(Task objective) Present the following data again exactly as it is shown.

=== Exercise material ===

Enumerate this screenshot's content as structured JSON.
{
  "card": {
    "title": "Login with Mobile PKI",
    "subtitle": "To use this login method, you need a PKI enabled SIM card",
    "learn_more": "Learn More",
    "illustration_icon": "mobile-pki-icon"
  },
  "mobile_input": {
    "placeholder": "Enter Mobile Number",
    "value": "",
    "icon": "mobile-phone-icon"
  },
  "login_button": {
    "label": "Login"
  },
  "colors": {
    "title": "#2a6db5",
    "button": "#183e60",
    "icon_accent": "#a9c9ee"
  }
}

===

(Written reply)
Enumerate this screenshot's content as structured JSON.
{
  "card": {
    "title": "Login with Mobile PKI",
    "subtitle": "To use this login method, you need a PKI enabled SIM card",
    "learn_more": "Learn More",
    "illustration_icon": "mobile-pki-icon"
  },
  "mobile_input": {
    "placeholder": "Enter Mobile Number",
    "value": "",
    "icon": "mobile-phone-icon"
  },
  "login_button": {
    "label": "Login"
  },
  "colors": {
    "title": "#2a6db5",
    "button": "#183e60",
    "icon_accent": "#a9c9ee"
  }
}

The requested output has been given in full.